▶ **Source document**:
For Immediate Release – July 22, 2019

 

 

School District Five teachers named Professional Development Schools Doctoral Fellows

IRMO – Two Lexington-Richland School District Five teachers have been named Professional Development Schools (PDS) Doctoral Fellows through the University of South Carolina (UofSC) College of Education.

 

Kat Degar (CrossRoads Intermediate) and Malisa Johnson (Oak Pointe Elementary) were two of four recipients chosen for the doctoral fellowships aimed to support practicing teachers and administrators within the PDS network who are completing the Doctor of Education (Ed.D.) program.

 

There are 23 active PDS sites in five Midlands school districts. In School District Five, there are five PDS partnerships: Dutch Fork High School, Irmo Elementary School, Irmo High School, Irmo Middle School, and Oak Pointe Elementary School.  In addition, Lexington-Richland School District Five is the first and only Professional Development School District (PDS-D) that is part of the network at UofSC.

 

The goals of this fellowship program are to: enhance the scholarly productivity of the PDS settings, extend collaborative enterprises between the University and PDS partners, and support teacher leadership in using improvement science to address relevant and pressing needs within school settings.

 

“We think this PDS fellowship provides an avenue to promote classroom teachers getting advanced degrees while at the same time furthering the focus on inquiry in our Professional Development Schools Network,” said Dr. Cindy Van Buren, director of the Professional Development Schools Network.

 

“I am so excited to have the opportunity to continue my education through the Ed.D. program at UofSC”, said Kat Degar.  “I look forward to learning how to better assist teachers in enhancing classroom instruction through the effective integration of technology.  Technology is an integral part of the School District Five vision and as a PDS-D representative I will have the opportunity to help support that vision.  Through collaboration with teachers and other Digital Integration Specialists we can develop more effective ways to increase student achievement and support learning goals through the use of technology.”

▶ **Raw data**:
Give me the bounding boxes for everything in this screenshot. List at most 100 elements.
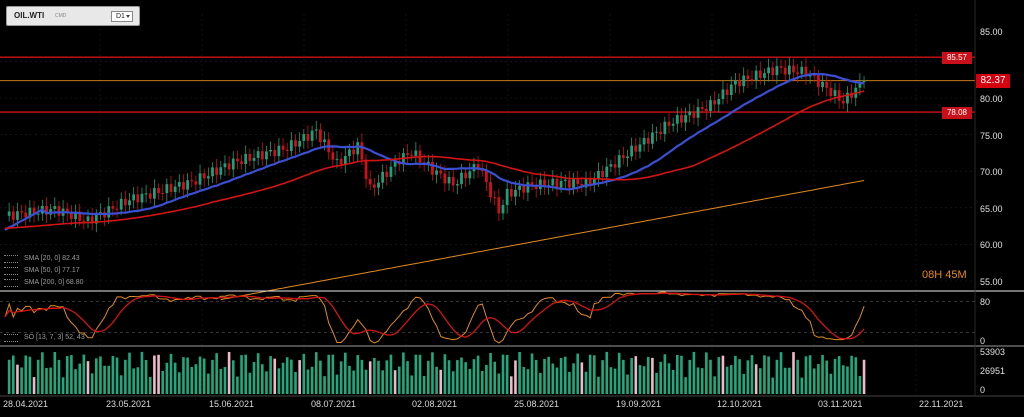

▶ **Exercise instructions**:
(a) According to the press release, how many active PDS sites are there, and across how many Midlands school districts?
(b) Please state whether each statement agrees with the press release, answering yes or no and quoting the deciding words: (i) Malisa Johnson works at Oak Pointe Elementary. (ii) Four recipients were chosen for the doctoral fellowships. (iii) Irmo Middle School is not among School District Five's PDS partnerships.
The lines are separate material from the press release.

▶ **Task responses**:
(a) There are 23 active PDS sites in five Midlands school districts.

(b)
(i) Yes: "Malisa Johnson (Oak Pointe Elementary)"
(ii) Yes: "two of four recipients chosen for the doctoral fellowships"
(iii) No: "Irmo High School, Irmo Middle School, and Oak Pointe Elementary School"